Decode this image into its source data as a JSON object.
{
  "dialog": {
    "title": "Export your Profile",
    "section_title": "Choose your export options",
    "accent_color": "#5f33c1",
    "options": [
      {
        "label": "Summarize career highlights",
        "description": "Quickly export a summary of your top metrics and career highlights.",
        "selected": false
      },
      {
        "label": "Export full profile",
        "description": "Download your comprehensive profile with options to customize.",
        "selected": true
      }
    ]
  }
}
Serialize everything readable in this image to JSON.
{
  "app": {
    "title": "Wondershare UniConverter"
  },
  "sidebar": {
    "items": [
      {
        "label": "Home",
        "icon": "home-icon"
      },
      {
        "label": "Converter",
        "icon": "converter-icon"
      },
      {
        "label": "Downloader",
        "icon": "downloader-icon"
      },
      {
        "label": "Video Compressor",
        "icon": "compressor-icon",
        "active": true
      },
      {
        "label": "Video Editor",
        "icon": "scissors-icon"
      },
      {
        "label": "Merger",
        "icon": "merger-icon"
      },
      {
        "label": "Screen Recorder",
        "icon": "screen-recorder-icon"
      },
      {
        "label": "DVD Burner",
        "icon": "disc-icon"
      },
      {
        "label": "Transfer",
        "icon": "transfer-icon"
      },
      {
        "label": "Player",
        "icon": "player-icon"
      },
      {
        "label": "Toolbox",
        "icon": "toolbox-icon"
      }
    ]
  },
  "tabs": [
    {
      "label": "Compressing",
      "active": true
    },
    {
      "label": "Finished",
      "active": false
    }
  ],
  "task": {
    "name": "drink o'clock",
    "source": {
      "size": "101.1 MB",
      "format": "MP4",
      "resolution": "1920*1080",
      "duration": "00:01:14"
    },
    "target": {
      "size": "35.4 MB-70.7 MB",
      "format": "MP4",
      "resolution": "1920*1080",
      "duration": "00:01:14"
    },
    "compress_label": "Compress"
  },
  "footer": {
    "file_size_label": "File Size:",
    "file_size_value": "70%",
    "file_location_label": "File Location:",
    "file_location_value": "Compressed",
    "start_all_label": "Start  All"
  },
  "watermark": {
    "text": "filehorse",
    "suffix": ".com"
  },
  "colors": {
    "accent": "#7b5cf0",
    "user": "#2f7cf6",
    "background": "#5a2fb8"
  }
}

» **DIRECTIONS**
From the data above, extract every line in its exact form.

» **EXERCISE RESULT**
Decode this image into its source data as a JSON object.
{
  "dialog": {
    "title": "Export your Profile",
    "section_title": "Choose your export options",
    "accent_color": "#5f33c1",
    "options": [
      {
        "label": "Summarize career highlights",
        "description": "Quickly export a summary of your top metrics and career highlights.",
        "selected": false
      },
      {
        "label": "Export full profile",
        "description": "Download your comprehensive profile with options to customize.",
        "selected": true
      }
    ]
  }
}
Serialize everything readable in this image to JSON.
{
  "app": {
    "title": "Wondershare UniConverter"
  },
  "sidebar": {
    "items": [
      {
        "label": "Home",
        "icon": "home-icon"
      },
      {
        "label": "Converter",
        "icon": "converter-icon"
      },
      {
        "label": "Downloader",
        "icon": "downloader-icon"
      },
      {
        "label": "Video Compressor",
        "icon": "compressor-icon",
        "active": true
      },
      {
        "label": "Video Editor",
        "icon": "scissors-icon"
      },
      {
        "label": "Merger",
        "icon": "merger-icon"
      },
      {
        "label": "Screen Recorder",
        "icon": "screen-recorder-icon"
      },
      {
        "label": "DVD Burner",
        "icon": "disc-icon"
      },
      {
        "label": "Transfer",
        "icon": "transfer-icon"
      },
      {
        "label": "Player",
        "icon": "player-icon"
      },
      {
        "label": "Toolbox",
        "icon": "toolbox-icon"
      }
    ]
  },
  "tabs": [
    {
      "label": "Compressing",
      "active": true
    },
    {
      "label": "Finished",
      "active": false
    }
  ],
  "task": {
    "name": "drink o'clock",
    "source": {
      "size": "101.1 MB",
      "format": "MP4",
      "resolution": "1920*1080",
      "duration": "00:01:14"
    },
    "target": {
      "size": "35.4 MB-70.7 MB",
      "format": "MP4",
      "resolution": "1920*1080",
      "duration": "00:01:14"
    },
    "compress_label": "Compress"
  },
  "footer": {
    "file_size_label": "File Size:",
    "file_size_value": "70%",
    "file_location_label": "File Location:",
    "file_location_value": "Compressed",
    "start_all_label": "Start  All"
  },
  "watermark": {
    "text": "filehorse",
    "suffix": ".com"
  },
  "colors": {
    "accent": "#7b5cf0",
    "user": "#2f7cf6",
    "background": "#5a2fb8"
  }
}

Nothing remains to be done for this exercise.